> **Data listing**
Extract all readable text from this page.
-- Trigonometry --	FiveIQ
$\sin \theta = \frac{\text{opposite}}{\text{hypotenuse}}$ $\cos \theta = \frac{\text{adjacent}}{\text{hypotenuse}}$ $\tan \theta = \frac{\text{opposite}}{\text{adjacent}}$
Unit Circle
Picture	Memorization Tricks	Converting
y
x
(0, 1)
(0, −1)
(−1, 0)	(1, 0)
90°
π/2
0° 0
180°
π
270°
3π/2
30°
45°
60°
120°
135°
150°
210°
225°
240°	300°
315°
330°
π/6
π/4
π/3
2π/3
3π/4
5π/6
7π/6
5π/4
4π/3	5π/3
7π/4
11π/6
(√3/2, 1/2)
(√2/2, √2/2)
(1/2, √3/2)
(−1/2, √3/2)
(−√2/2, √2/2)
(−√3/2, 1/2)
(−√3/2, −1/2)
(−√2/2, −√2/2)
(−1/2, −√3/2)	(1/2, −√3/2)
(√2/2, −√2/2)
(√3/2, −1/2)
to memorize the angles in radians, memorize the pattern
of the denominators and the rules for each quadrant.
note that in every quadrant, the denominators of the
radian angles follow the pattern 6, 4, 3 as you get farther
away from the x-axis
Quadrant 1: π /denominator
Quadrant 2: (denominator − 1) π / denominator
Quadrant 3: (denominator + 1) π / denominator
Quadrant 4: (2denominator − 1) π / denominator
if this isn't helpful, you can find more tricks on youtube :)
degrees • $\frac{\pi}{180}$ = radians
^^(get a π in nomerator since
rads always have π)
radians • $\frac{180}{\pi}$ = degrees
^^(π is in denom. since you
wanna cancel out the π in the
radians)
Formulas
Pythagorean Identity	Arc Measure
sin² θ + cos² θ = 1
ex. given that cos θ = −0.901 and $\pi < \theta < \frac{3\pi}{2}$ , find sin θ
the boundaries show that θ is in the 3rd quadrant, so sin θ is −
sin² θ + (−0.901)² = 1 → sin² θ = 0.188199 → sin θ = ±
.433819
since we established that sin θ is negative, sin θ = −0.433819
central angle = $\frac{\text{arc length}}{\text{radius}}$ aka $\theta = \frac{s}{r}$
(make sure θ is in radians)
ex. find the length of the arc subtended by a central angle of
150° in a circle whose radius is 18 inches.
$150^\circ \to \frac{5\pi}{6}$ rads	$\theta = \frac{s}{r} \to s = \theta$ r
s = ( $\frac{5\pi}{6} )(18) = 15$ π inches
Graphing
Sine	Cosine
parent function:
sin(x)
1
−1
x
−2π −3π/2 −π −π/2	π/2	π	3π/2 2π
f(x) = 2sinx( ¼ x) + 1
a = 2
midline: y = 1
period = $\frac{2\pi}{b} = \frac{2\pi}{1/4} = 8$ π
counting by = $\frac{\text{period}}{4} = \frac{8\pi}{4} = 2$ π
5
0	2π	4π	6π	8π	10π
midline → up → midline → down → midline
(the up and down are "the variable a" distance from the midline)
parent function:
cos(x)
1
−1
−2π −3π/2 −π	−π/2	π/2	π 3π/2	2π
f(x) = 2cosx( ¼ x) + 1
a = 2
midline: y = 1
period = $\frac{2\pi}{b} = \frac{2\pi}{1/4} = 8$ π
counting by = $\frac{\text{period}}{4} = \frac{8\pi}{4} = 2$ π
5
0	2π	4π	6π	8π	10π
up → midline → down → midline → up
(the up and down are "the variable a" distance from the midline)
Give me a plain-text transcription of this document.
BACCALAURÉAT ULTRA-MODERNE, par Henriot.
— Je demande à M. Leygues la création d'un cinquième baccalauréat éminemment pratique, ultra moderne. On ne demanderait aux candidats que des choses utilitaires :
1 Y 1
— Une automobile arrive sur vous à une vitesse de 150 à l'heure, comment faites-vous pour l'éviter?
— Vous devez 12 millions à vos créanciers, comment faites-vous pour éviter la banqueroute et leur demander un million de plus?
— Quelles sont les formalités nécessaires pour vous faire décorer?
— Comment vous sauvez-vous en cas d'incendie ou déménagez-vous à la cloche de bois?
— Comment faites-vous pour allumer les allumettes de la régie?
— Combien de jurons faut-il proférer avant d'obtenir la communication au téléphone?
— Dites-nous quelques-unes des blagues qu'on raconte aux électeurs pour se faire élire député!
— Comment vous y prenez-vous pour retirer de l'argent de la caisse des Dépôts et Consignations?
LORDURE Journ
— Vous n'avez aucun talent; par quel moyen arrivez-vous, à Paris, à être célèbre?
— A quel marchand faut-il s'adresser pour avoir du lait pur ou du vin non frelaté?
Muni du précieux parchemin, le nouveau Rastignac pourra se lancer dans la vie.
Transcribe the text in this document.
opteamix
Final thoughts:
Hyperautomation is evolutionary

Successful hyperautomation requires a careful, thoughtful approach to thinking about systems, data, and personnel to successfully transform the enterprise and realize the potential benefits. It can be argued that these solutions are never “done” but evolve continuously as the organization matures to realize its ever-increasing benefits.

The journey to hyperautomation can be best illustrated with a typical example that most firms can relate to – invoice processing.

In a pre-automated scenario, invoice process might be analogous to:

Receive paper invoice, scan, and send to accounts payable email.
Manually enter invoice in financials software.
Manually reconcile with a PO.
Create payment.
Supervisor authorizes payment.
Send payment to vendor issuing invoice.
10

> **Job**
Determine how many of the lines above hold the word "length", and output that number by itself.

> **In response**
2